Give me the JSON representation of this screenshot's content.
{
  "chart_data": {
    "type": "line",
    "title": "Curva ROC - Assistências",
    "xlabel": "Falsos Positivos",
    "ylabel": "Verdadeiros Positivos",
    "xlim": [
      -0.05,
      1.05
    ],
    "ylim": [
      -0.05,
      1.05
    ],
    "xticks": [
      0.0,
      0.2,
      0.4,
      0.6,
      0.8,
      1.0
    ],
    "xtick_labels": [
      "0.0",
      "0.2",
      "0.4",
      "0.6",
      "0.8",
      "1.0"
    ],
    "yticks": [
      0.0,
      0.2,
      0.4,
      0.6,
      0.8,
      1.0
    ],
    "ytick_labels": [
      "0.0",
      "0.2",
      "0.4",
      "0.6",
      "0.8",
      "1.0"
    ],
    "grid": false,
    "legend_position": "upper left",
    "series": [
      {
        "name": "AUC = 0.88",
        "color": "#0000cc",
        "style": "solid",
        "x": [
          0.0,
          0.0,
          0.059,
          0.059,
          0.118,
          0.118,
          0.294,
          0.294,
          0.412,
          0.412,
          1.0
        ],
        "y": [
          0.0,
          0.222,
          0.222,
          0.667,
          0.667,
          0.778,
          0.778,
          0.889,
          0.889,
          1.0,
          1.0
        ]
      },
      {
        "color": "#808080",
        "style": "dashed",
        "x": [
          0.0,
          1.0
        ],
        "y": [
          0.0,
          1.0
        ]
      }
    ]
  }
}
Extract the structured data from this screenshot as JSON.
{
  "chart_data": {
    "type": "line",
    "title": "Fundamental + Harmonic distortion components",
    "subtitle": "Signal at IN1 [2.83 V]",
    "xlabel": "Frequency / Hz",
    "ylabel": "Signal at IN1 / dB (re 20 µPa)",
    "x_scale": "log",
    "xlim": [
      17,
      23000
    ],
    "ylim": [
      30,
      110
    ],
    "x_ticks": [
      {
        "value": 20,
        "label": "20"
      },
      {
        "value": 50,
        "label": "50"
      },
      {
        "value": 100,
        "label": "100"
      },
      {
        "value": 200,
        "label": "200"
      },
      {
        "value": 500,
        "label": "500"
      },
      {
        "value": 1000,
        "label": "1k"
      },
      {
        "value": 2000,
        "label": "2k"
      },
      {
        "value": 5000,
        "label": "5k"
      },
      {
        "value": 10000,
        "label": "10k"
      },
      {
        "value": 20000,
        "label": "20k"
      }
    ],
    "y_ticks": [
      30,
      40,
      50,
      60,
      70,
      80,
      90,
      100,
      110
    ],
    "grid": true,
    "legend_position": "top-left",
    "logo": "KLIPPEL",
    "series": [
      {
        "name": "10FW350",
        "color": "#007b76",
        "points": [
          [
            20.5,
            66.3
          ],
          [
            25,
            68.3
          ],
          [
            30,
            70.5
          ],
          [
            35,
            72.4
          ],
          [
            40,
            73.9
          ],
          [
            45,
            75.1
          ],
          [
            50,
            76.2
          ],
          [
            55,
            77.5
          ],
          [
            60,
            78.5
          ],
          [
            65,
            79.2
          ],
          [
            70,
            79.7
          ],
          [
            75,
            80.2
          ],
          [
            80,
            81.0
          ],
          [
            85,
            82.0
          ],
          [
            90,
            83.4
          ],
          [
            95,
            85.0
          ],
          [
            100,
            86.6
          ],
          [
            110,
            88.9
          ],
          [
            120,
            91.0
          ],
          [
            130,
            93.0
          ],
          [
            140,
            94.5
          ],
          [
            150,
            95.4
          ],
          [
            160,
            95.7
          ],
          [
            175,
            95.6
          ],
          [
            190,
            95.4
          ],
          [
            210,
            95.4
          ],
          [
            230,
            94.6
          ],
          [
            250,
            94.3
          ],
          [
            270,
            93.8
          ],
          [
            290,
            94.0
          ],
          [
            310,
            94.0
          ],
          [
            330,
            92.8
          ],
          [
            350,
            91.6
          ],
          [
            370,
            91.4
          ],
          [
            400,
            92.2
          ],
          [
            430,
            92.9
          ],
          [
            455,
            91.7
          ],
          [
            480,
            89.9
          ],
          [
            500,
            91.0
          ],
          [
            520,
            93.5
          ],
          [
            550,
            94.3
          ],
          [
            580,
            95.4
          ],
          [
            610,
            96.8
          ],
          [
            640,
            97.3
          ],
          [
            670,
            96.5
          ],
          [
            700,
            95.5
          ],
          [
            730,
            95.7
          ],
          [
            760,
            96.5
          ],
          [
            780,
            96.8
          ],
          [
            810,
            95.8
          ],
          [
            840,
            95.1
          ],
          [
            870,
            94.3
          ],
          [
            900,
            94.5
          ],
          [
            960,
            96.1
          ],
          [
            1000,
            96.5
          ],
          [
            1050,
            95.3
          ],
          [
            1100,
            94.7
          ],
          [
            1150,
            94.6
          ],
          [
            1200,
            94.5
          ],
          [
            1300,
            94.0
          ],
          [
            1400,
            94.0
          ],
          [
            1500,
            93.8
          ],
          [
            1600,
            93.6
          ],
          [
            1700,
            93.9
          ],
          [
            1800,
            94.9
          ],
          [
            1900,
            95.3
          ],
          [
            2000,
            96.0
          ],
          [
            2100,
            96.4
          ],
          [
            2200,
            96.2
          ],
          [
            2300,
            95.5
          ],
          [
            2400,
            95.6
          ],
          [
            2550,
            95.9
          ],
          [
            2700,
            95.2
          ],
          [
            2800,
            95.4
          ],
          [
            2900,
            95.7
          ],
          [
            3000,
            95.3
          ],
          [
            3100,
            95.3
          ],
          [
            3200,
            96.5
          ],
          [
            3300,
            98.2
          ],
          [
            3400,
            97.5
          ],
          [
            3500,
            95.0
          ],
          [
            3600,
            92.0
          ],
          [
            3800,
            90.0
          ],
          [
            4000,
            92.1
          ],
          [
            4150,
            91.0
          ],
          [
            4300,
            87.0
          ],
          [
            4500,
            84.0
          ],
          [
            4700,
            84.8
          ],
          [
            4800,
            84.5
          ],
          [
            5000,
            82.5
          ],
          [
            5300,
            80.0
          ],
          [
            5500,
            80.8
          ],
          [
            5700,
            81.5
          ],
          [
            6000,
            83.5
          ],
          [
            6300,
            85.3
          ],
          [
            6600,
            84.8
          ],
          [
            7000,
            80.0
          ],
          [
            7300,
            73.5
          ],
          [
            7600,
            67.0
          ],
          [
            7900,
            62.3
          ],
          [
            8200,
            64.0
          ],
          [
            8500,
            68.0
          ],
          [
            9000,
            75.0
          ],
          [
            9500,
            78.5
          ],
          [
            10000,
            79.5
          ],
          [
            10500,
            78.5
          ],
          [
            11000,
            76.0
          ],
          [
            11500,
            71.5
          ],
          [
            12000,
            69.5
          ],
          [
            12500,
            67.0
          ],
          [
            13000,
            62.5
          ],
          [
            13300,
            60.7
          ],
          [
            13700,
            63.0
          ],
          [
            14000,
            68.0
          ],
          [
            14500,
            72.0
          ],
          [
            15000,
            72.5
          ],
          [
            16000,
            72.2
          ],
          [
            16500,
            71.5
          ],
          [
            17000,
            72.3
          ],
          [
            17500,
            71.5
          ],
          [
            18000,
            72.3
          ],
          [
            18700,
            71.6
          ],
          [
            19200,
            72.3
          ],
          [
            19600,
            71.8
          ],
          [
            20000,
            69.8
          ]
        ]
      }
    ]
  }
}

# # #

§ What you are asked to do: Copy all of the data. Keep every word exactly as it is.

§ Correct answer:
Give me the JSON representation of this screenshot's content.
{
  "chart_data": {
    "type": "line",
    "title": "Curva ROC - Assistências",
    "xlabel": "Falsos Positivos",
    "ylabel": "Verdadeiros Positivos",
    "xlim": [
      -0.05,
      1.05
    ],
    "ylim": [
      -0.05,
      1.05
    ],
    "xticks": [
      0.0,
      0.2,
      0.4,
      0.6,
      0.8,
      1.0
    ],
    "xtick_labels": [
      "0.0",
      "0.2",
      "0.4",
      "0.6",
      "0.8",
      "1.0"
    ],
    "yticks": [
      0.0,
      0.2,
      0.4,
      0.6,
      0.8,
      1.0
    ],
    "ytick_labels": [
      "0.0",
      "0.2",
      "0.4",
      "0.6",
      "0.8",
      "1.0"
    ],
    "grid": false,
    "legend_position": "upper left",
    "series": [
      {
        "name": "AUC = 0.88",
        "color": "#0000cc",
        "style": "solid",
        "x": [
          0.0,
          0.0,
          0.059,
          0.059,
          0.118,
          0.118,
          0.294,
          0.294,
          0.412,
          0.412,
          1.0
        ],
        "y": [
          0.0,
          0.222,
          0.222,
          0.667,
          0.667,
          0.778,
          0.778,
          0.889,
          0.889,
          1.0,
          1.0
        ]
      },
      {
        "color": "#808080",
        "style": "dashed",
        "x": [
          0.0,
          1.0
        ],
        "y": [
          0.0,
          1.0
        ]
      }
    ]
  }
}
Extract the structured data from this screenshot as JSON.
{
  "chart_data": {
    "type": "line",
    "title": "Fundamental + Harmonic distortion components",
    "subtitle": "Signal at IN1 [2.83 V]",
    "xlabel": "Frequency / Hz",
    "ylabel": "Signal at IN1 / dB (re 20 µPa)",
    "x_scale": "log",
    "xlim": [
      17,
      23000
    ],
    "ylim": [
      30,
      110
    ],
    "x_ticks": [
      {
        "value": 20,
        "label": "20"
      },
      {
        "value": 50,
        "label": "50"
      },
      {
        "value": 100,
        "label": "100"
      },
      {
        "value": 200,
        "label": "200"
      },
      {
        "value": 500,
        "label": "500"
      },
      {
        "value": 1000,
        "label": "1k"
      },
      {
        "value": 2000,
        "label": "2k"
      },
      {
        "value": 5000,
        "label": "5k"
      },
      {
        "value": 10000,
        "label": "10k"
      },
      {
        "value": 20000,
        "label": "20k"
      }
    ],
    "y_ticks": [
      30,
      40,
      50,
      60,
      70,
      80,
      90,
      100,
      110
    ],
    "grid": true,
    "legend_position": "top-left",
    "logo": "KLIPPEL",
    "series": [
      {
        "name": "10FW350",
        "color": "#007b76",
        "points": [
          [
            20.5,
            66.3
          ],
          [
            25,
            68.3
          ],
          [
            30,
            70.5
          ],
          [
            35,
            72.4
          ],
          [
            40,
            73.9
          ],
          [
            45,
            75.1
          ],
          [
            50,
            76.2
          ],
          [
            55,
            77.5
          ],
          [
            60,
            78.5
          ],
          [
            65,
            79.2
          ],
          [
            70,
            79.7
          ],
          [
            75,
            80.2
          ],
          [
            80,
            81.0
          ],
          [
            85,
            82.0
          ],
          [
            90,
            83.4
          ],
          [
            95,
            85.0
          ],
          [
            100,
            86.6
          ],
          [
            110,
            88.9
          ],
          [
            120,
            91.0
          ],
          [
            130,
            93.0
          ],
          [
            140,
            94.5
          ],
          [
            150,
            95.4
          ],
          [
            160,
            95.7
          ],
          [
            175,
            95.6
          ],
          [
            190,
            95.4
          ],
          [
            210,
            95.4
          ],
          [
            230,
            94.6
          ],
          [
            250,
            94.3
          ],
          [
            270,
            93.8
          ],
          [
            290,
            94.0
          ],
          [
            310,
            94.0
          ],
          [
            330,
            92.8
          ],
          [
            350,
            91.6
          ],
          [
            370,
            91.4
          ],
          [
            400,
            92.2
          ],
          [
            430,
            92.9
          ],
          [
            455,
            91.7
          ],
          [
            480,
            89.9
          ],
          [
            500,
            91.0
          ],
          [
            520,
            93.5
          ],
          [
            550,
            94.3
          ],
          [
            580,
            95.4
          ],
          [
            610,
            96.8
          ],
          [
            640,
            97.3
          ],
          [
            670,
            96.5
          ],
          [
            700,
            95.5
          ],
          [
            730,
            95.7
          ],
          [
            760,
            96.5
          ],
          [
            780,
            96.8
          ],
          [
            810,
            95.8
          ],
          [
            840,
            95.1
          ],
          [
            870,
            94.3
          ],
          [
            900,
            94.5
          ],
          [
            960,
            96.1
          ],
          [
            1000,
            96.5
          ],
          [
            1050,
            95.3
          ],
          [
            1100,
            94.7
          ],
          [
            1150,
            94.6
          ],
          [
            1200,
            94.5
          ],
          [
            1300,
            94.0
          ],
          [
            1400,
            94.0
          ],
          [
            1500,
            93.8
          ],
          [
            1600,
            93.6
          ],
          [
            1700,
            93.9
          ],
          [
            1800,
            94.9
          ],
          [
            1900,
            95.3
          ],
          [
            2000,
            96.0
          ],
          [
            2100,
            96.4
          ],
          [
            2200,
            96.2
          ],
          [
            2300,
            95.5
          ],
          [
            2400,
            95.6
          ],
          [
            2550,
            95.9
          ],
          [
            2700,
            95.2
          ],
          [
            2800,
            95.4
          ],
          [
            2900,
            95.7
          ],
          [
            3000,
            95.3
          ],
          [
            3100,
            95.3
          ],
          [
            3200,
            96.5
          ],
          [
            3300,
            98.2
          ],
          [
            3400,
            97.5
          ],
          [
            3500,
            95.0
          ],
          [
            3600,
            92.0
          ],
          [
            3800,
            90.0
          ],
          [
            4000,
            92.1
          ],
          [
            4150,
            91.0
          ],
          [
            4300,
            87.0
          ],
          [
            4500,
            84.0
          ],
          [
            4700,
            84.8
          ],
          [
            4800,
            84.5
          ],
          [
            5000,
            82.5
          ],
          [
            5300,
            80.0
          ],
          [
            5500,
            80.8
          ],
          [
            5700,
            81.5
          ],
          [
            6000,
            83.5
          ],
          [
            6300,
            85.3
          ],
          [
            6600,
            84.8
          ],
          [
            7000,
            80.0
          ],
          [
            7300,
            73.5
          ],
          [
            7600,
            67.0
          ],
          [
            7900,
            62.3
          ],
          [
            8200,
            64.0
          ],
          [
            8500,
            68.0
          ],
          [
            9000,
            75.0
          ],
          [
            9500,
            78.5
          ],
          [
            10000,
            79.5
          ],
          [
            10500,
            78.5
          ],
          [
            11000,
            76.0
          ],
          [
            11500,
            71.5
          ],
          [
            12000,
            69.5
          ],
          [
            12500,
            67.0
          ],
          [
            13000,
            62.5
          ],
          [
            13300,
            60.7
          ],
          [
            13700,
            63.0
          ],
          [
            14000,
            68.0
          ],
          [
            14500,
            72.0
          ],
          [
            15000,
            72.5
          ],
          [
            16000,
            72.2
          ],
          [
            16500,
            71.5
          ],
          [
            17000,
            72.3
          ],
          [
            17500,
            71.5
          ],
          [
            18000,
            72.3
          ],
          [
            18700,
            71.6
          ],
          [
            19200,
            72.3
          ],
          [
            19600,
            71.8
          ],
          [
            20000,
            69.8
          ]
        ]
      }
    ]
  }
}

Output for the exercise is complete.